## START Extracted data

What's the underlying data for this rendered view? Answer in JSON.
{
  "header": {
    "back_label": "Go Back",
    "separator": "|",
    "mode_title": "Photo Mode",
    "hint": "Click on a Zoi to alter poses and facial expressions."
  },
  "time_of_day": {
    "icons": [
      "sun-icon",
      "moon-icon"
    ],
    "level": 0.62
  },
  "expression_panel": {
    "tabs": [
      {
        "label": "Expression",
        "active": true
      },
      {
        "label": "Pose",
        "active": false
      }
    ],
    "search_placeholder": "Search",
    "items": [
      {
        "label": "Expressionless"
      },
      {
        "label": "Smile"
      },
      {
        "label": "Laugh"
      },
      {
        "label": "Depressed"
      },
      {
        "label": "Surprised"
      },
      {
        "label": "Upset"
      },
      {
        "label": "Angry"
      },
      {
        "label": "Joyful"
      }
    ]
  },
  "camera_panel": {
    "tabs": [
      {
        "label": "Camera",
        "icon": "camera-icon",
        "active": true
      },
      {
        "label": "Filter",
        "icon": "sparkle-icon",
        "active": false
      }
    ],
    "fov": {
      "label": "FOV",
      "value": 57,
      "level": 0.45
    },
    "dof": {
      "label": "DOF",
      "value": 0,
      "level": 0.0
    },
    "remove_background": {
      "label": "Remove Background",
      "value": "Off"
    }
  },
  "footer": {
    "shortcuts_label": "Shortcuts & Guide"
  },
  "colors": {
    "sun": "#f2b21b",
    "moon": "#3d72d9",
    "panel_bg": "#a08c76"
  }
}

## END Extracted data

- **The task**
Extract every line above exactly as it stands.

- **Task solution**
What's the underlying data for this rendered view? Answer in JSON.
{
  "header": {
    "back_label": "Go Back",
    "separator": "|",
    "mode_title": "Photo Mode",
    "hint": "Click on a Zoi to alter poses and facial expressions."
  },
  "time_of_day": {
    "icons": [
      "sun-icon",
      "moon-icon"
    ],
    "level": 0.62
  },
  "expression_panel": {
    "tabs": [
      {
        "label": "Expression",
        "active": true
      },
      {
        "label": "Pose",
        "active": false
      }
    ],
    "search_placeholder": "Search",
    "items": [
      {
        "label": "Expressionless"
      },
      {
        "label": "Smile"
      },
      {
        "label": "Laugh"
      },
      {
        "label": "Depressed"
      },
      {
        "label": "Surprised"
      },
      {
        "label": "Upset"
      },
      {
        "label": "Angry"
      },
      {
        "label": "Joyful"
      }
    ]
  },
  "camera_panel": {
    "tabs": [
      {
        "label": "Camera",
        "icon": "camera-icon",
        "active": true
      },
      {
        "label": "Filter",
        "icon": "sparkle-icon",
        "active": false
      }
    ],
    "fov": {
      "label": "FOV",
      "value": 57,
      "level": 0.45
    },
    "dof": {
      "label": "DOF",
      "value": 0,
      "level": 0.0
    },
    "remove_background": {
      "label": "Remove Background",
      "value": "Off"
    }
  },
  "footer": {
    "shortcuts_label": "Shortcuts & Guide"
  },
  "colors": {
    "sun": "#f2b21b",
    "moon": "#3d72d9",
    "panel_bg": "#a08c76"
  }
}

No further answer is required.